Gather all lines in the records below that include the word "JSON".

Dataset listings of figures
====

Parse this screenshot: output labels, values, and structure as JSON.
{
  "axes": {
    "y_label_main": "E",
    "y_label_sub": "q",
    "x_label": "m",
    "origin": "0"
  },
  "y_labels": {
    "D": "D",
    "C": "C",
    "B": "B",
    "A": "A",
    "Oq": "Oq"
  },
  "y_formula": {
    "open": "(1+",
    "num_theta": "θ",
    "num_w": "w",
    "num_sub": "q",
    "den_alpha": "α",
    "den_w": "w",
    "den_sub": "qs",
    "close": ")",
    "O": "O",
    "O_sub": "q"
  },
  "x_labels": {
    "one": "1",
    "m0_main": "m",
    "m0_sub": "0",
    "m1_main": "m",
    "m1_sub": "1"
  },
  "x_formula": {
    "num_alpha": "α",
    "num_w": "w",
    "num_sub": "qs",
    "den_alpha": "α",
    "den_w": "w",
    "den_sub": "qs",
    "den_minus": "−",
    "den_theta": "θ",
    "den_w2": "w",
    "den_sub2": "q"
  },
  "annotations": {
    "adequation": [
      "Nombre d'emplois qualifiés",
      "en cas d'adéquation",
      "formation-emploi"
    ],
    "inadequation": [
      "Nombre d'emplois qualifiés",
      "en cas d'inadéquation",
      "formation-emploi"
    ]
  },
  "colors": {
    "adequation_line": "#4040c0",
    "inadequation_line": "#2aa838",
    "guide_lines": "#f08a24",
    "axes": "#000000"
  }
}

====

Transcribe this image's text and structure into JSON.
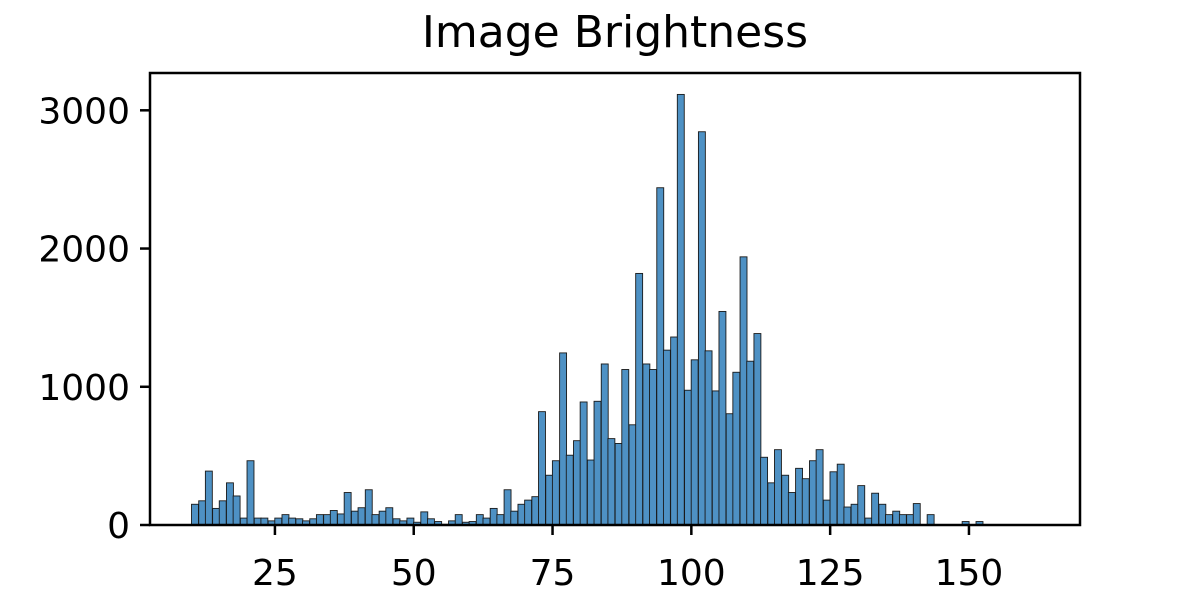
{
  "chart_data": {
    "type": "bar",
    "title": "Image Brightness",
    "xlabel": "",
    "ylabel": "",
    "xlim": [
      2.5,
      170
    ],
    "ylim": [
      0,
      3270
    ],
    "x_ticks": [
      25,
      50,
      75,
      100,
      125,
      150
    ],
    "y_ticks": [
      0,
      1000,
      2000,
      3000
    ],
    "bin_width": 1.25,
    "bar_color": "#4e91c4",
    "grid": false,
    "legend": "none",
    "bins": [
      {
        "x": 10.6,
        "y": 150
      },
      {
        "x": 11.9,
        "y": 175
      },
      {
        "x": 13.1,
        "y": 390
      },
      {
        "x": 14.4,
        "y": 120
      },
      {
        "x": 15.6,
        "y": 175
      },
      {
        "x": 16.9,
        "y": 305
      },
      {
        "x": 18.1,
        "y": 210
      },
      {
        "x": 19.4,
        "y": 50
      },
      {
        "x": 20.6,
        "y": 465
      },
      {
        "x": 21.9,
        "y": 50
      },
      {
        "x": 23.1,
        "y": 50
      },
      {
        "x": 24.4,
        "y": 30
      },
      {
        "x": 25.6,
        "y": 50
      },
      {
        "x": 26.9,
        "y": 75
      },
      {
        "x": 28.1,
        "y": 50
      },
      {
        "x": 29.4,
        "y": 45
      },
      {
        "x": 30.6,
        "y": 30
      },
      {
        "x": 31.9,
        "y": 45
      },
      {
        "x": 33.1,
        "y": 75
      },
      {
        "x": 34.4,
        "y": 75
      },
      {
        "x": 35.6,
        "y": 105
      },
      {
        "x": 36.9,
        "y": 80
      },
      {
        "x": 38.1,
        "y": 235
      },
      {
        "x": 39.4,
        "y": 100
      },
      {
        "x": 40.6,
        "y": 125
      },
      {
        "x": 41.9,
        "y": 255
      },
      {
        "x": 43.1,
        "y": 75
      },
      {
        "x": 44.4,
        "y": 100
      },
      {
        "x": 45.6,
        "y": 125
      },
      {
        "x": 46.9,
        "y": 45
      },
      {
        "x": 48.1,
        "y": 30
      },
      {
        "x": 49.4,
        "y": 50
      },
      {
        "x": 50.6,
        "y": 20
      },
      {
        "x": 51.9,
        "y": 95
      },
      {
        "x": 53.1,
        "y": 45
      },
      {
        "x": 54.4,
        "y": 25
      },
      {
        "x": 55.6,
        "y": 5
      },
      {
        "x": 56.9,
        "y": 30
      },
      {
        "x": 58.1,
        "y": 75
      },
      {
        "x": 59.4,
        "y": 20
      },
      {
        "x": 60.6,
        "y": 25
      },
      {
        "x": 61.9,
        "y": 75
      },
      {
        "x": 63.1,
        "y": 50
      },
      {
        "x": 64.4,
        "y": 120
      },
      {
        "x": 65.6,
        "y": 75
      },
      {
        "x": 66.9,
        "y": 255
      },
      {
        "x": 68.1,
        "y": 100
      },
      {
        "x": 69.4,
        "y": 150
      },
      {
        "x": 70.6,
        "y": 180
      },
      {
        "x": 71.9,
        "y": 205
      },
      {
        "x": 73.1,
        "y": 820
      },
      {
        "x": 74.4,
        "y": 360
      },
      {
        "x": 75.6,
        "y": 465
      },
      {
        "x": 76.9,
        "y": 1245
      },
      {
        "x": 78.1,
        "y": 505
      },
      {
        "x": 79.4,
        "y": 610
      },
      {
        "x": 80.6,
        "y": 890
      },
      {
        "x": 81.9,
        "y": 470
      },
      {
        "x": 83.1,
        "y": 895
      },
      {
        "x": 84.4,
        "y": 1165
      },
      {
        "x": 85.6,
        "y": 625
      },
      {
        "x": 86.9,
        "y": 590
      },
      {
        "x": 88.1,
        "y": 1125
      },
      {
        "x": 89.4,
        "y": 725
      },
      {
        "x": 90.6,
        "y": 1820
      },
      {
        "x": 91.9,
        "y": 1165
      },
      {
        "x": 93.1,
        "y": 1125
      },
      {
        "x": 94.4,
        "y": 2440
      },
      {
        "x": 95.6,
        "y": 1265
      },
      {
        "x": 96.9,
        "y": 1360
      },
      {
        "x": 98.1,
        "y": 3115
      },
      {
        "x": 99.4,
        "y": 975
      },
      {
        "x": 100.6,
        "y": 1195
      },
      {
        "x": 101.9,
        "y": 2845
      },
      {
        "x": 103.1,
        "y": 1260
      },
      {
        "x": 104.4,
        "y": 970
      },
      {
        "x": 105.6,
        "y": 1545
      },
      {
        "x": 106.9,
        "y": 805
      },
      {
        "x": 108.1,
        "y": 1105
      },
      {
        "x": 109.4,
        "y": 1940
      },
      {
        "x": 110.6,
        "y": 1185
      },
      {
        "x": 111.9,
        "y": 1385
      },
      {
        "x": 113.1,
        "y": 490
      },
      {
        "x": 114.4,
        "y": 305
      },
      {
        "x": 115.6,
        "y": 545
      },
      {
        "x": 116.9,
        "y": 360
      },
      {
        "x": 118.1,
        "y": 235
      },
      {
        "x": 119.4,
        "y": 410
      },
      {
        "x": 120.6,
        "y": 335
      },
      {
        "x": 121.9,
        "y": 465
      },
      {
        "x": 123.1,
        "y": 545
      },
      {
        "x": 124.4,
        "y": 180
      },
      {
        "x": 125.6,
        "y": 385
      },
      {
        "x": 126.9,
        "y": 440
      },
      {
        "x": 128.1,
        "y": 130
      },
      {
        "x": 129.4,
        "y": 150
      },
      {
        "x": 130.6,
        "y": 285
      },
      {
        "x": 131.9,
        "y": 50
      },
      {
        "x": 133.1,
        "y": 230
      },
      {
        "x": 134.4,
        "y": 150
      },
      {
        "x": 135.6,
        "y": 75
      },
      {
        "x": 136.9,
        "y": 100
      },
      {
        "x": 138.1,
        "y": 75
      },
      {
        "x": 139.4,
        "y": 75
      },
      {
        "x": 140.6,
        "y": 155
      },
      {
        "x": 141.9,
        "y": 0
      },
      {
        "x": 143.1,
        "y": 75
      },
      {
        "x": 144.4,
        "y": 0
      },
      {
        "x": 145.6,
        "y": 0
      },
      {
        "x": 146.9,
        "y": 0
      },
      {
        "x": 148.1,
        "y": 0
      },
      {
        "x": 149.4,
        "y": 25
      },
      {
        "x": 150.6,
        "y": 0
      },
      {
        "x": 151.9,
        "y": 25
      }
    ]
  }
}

====

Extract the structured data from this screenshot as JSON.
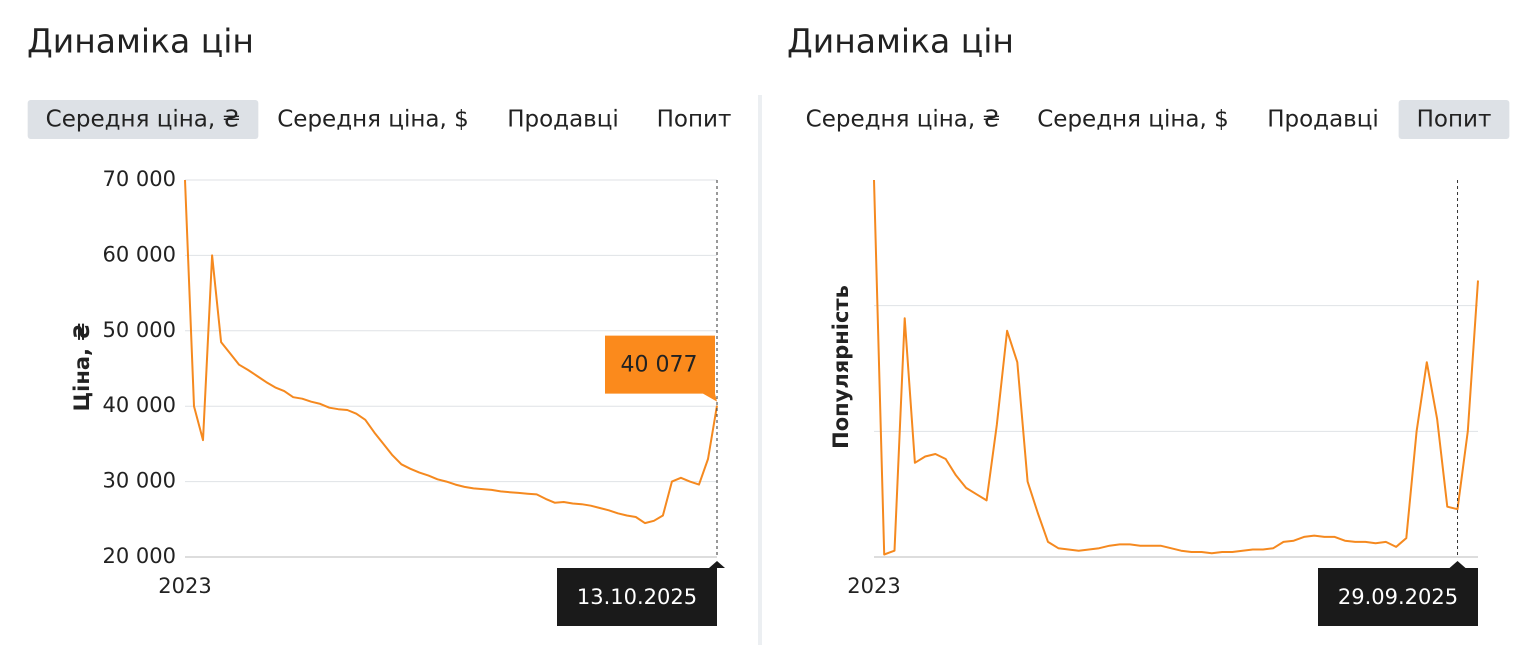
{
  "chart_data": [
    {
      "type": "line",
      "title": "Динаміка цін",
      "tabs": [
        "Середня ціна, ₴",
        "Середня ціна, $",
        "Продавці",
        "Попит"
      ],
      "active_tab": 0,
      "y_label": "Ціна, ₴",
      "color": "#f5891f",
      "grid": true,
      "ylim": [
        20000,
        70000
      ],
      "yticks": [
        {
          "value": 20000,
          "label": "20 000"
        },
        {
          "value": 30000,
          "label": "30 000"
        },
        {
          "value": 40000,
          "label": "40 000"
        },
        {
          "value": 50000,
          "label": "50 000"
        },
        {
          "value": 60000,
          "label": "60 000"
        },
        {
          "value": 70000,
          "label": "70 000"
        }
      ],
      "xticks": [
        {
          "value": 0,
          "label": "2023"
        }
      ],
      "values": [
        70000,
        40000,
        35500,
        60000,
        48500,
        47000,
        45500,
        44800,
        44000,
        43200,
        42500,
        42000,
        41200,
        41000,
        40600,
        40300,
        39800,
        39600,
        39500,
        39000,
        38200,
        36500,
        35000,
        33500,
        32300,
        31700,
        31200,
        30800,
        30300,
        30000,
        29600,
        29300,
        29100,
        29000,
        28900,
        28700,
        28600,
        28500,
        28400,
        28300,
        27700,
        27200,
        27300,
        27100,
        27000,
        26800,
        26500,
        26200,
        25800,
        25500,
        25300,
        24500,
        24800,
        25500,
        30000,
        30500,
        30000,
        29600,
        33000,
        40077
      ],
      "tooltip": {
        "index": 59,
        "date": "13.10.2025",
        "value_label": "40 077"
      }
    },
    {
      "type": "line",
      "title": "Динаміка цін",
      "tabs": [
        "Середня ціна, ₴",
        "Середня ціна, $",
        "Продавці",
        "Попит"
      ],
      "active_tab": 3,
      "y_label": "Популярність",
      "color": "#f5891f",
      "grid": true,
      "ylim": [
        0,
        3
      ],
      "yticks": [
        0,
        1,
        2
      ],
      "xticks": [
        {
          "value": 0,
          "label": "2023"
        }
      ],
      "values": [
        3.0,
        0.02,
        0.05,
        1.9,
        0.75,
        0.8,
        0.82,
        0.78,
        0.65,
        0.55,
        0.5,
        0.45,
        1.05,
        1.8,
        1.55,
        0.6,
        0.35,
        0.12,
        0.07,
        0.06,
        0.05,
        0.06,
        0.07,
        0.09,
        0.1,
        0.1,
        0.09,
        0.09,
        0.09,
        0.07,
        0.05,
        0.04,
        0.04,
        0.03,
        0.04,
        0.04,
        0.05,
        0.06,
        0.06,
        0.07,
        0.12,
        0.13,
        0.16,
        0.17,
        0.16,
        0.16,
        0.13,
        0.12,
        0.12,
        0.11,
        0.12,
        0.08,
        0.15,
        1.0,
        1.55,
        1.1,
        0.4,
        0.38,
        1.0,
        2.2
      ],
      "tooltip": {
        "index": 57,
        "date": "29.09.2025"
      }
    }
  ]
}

====

Answer in full
Parse this screenshot: output labels, values, and structure as JSON.
Transcribe this image's text and structure into JSON.
Extract the structured data from this screenshot as JSON.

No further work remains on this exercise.